Data for processing
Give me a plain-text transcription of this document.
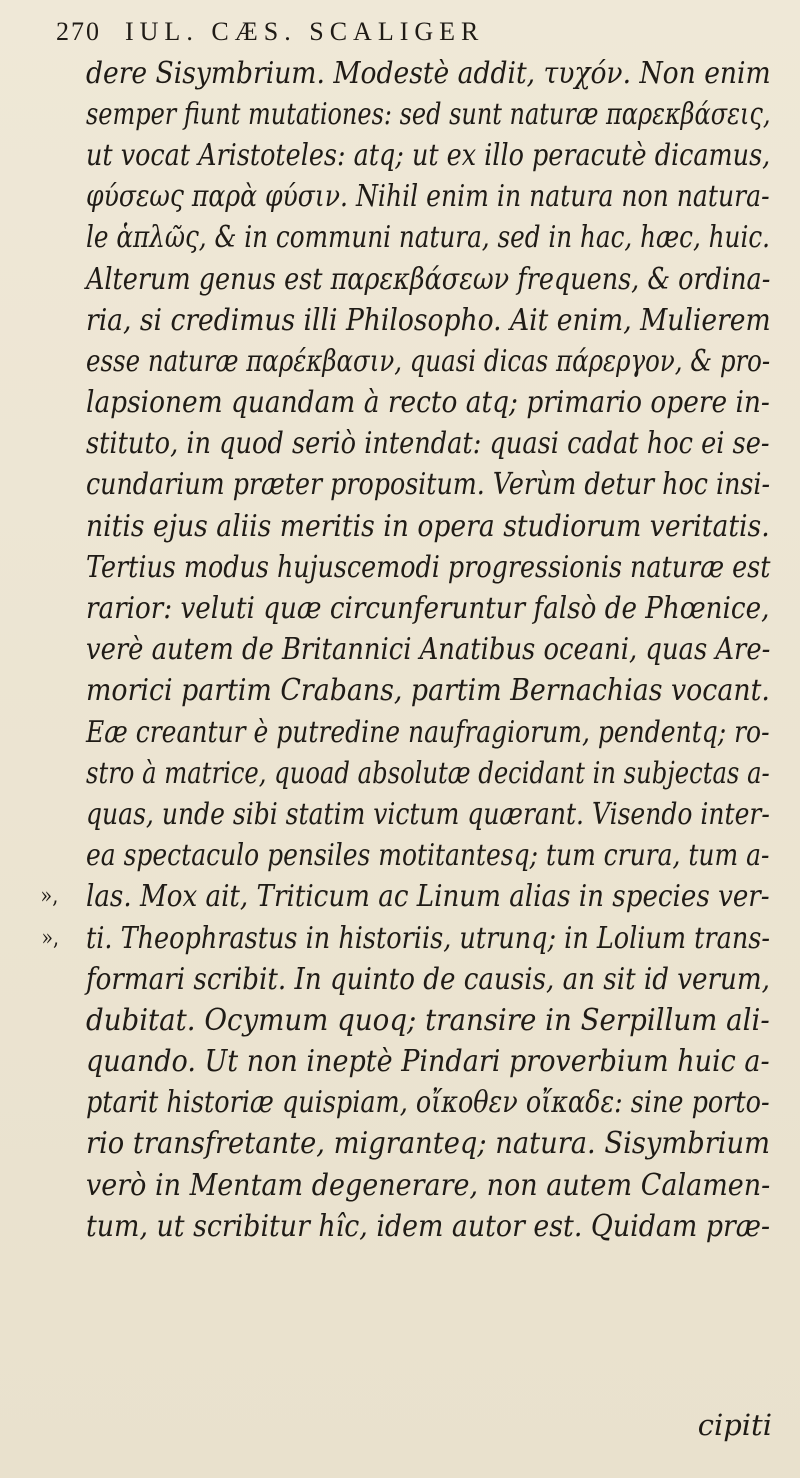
270 IUL. CÆS. SCALIGER
dere Sisymbrium. Modestè addit, τυχόν. Non enim
semper fiunt mutationes: sed sunt naturæ παρεκβάσεις,
ut vocat Aristoteles: atq; ut ex illo peracutè dicamus,
φύσεως παρὰ φύσιν. Nihil enim in natura non natura-
le ἁπλῶς, & in communi natura, sed in hac, hæc, huic.
Alterum genus est παρεκβάσεων frequens, & ordina-
ria, si credimus illi Philosopho. Ait enim, Mulierem
esse naturæ παρέκβασιν, quasi dicas πάρεργον, & pro-
lapsionem quandam à recto atq; primario opere in-
stituto, in quod seriò intendat: quasi cadat hoc ei se-
cundarium præter propositum. Verùm detur hoc insi-
nitis ejus aliis meritis in opera studiorum veritatis.
Tertius modus hujuscemodi progressionis naturæ est
rarior: veluti quæ circunferuntur falsò de Phœnice,
verè autem de Britannici Anatibus oceani, quas Are-
morici partim Crabans, partim Bernachias vocant.
Eæ creantur è putredine naufragiorum, pendentq; ro-
stro à matrice, quoad absolutæ decidant in subjectas a-
quas, unde sibi statim victum quærant. Visendo inter-
ea spectaculo pensiles motitantesq; tum crura, tum a-
», las. Mox ait, Triticum ac Linum alias in species ver-
», ti. Theophrastus in historiis, utrunq; in Lolium trans-
formari scribit. In quinto de causis, an sit id verum,
dubitat. Ocymum quoq; transire in Serpillum ali-
quando. Ut non ineptè Pindari proverbium huic a-
ptarit historiæ quispiam, οἴκοθεν οἴκαδε: sine porto-
rio transfretante, migranteq; natura. Sisymbrium
verò in Mentam degenerare, non autem Calamen-
tum, ut scribitur hîc, idem autor est. Quidam præ-
cipiti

Task objective
Pictures in the records should not appear in your copy, but everything else must be transcribed exactly.

Answer for this exercise
Give me a plain-text transcription of this document.
270 IUL. CÆS. SCALIGER
dere Sisymbrium. Modestè addit, τυχόν. Non enim
semper fiunt mutationes: sed sunt naturæ παρεκβάσεις,
ut vocat Aristoteles: atq; ut ex illo peracutè dicamus,
φύσεως παρὰ φύσιν. Nihil enim in natura non natura-
le ἁπλῶς, & in communi natura, sed in hac, hæc, huic.
Alterum genus est παρεκβάσεων frequens, & ordina-
ria, si credimus illi Philosopho. Ait enim, Mulierem
esse naturæ παρέκβασιν, quasi dicas πάρεργον, & pro-
lapsionem quandam à recto atq; primario opere in-
stituto, in quod seriò intendat: quasi cadat hoc ei se-
cundarium præter propositum. Verùm detur hoc insi-
nitis ejus aliis meritis in opera studiorum veritatis.
Tertius modus hujuscemodi progressionis naturæ est
rarior: veluti quæ circunferuntur falsò de Phœnice,
verè autem de Britannici Anatibus oceani, quas Are-
morici partim Crabans, partim Bernachias vocant.
Eæ creantur è putredine naufragiorum, pendentq; ro-
stro à matrice, quoad absolutæ decidant in subjectas a-
quas, unde sibi statim victum quærant. Visendo inter-
ea spectaculo pensiles motitantesq; tum crura, tum a-
», las. Mox ait, Triticum ac Linum alias in species ver-
», ti. Theophrastus in historiis, utrunq; in Lolium trans-
formari scribit. In quinto de causis, an sit id verum,
dubitat. Ocymum quoq; transire in Serpillum ali-
quando. Ut non ineptè Pindari proverbium huic a-
ptarit historiæ quispiam, οἴκοθεν οἴκαδε: sine porto-
rio transfretante, migranteq; natura. Sisymbrium
verò in Mentam degenerare, non autem Calamen-
tum, ut scribitur hîc, idem autor est. Quidam præ-
cipiti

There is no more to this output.